§ EXERCISE DESCRIPTION
Please give the listing again in its entirety, exactly as written.

Entries from a dataset:
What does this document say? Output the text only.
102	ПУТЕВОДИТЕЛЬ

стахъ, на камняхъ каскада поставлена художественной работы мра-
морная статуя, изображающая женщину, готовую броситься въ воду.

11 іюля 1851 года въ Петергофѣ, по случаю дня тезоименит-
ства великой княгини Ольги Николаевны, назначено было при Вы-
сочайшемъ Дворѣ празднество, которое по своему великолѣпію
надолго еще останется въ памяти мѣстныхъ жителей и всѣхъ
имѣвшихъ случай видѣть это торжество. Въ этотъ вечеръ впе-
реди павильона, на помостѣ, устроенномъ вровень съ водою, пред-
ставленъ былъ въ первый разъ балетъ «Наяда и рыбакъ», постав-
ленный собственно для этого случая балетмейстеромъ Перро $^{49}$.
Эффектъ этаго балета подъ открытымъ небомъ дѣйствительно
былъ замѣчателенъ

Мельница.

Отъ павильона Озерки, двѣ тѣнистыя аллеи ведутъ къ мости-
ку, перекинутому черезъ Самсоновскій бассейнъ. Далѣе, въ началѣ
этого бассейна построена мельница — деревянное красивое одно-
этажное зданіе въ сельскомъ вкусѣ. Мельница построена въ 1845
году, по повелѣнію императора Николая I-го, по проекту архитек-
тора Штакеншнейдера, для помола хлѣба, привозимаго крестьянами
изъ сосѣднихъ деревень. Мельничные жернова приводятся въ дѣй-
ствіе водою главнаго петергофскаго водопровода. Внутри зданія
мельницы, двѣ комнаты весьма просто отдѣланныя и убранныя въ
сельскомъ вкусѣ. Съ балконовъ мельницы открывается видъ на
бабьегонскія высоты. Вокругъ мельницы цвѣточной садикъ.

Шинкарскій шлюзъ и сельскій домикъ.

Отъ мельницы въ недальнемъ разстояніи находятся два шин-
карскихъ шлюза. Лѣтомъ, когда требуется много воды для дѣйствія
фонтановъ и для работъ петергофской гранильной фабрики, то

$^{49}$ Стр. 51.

§ EXPECTED ANSWER
What does this document say? Output the text only.
102	ПУТЕВОДИТЕЛЬ

стахъ, на камняхъ каскада поставлена художественной работы мра-
морная статуя, изображающая женщину, готовую броситься въ воду.

11 іюля 1851 года въ Петергофѣ, по случаю дня тезоименит-
ства великой княгини Ольги Николаевны, назначено было при Вы-
сочайшемъ Дворѣ празднество, которое по своему великолѣпію
надолго еще останется въ памяти мѣстныхъ жителей и всѣхъ
имѣвшихъ случай видѣть это торжество. Въ этотъ вечеръ впе-
реди павильона, на помостѣ, устроенномъ вровень съ водою, пред-
ставленъ былъ въ первый разъ балетъ «Наяда и рыбакъ», постав-
ленный собственно для этого случая балетмейстеромъ Перро $^{49}$.
Эффектъ этаго балета подъ открытымъ небомъ дѣйствительно
былъ замѣчателенъ

Мельница.

Отъ павильона Озерки, двѣ тѣнистыя аллеи ведутъ къ мости-
ку, перекинутому черезъ Самсоновскій бассейнъ. Далѣе, въ началѣ
этого бассейна построена мельница — деревянное красивое одно-
этажное зданіе въ сельскомъ вкусѣ. Мельница построена въ 1845
году, по повелѣнію императора Николая I-го, по проекту архитек-
тора Штакеншнейдера, для помола хлѣба, привозимаго крестьянами
изъ сосѣднихъ деревень. Мельничные жернова приводятся въ дѣй-
ствіе водою главнаго петергофскаго водопровода. Внутри зданія
мельницы, двѣ комнаты весьма просто отдѣланныя и убранныя въ
сельскомъ вкусѣ. Съ балконовъ мельницы открывается видъ на
бабьегонскія высоты. Вокругъ мельницы цвѣточной садикъ.

Шинкарскій шлюзъ и сельскій домикъ.

Отъ мельницы въ недальнемъ разстояніи находятся два шин-
карскихъ шлюза. Лѣтомъ, когда требуется много воды для дѣйствія
фонтановъ и для работъ петергофской гранильной фабрики, то

$^{49}$ Стр. 51.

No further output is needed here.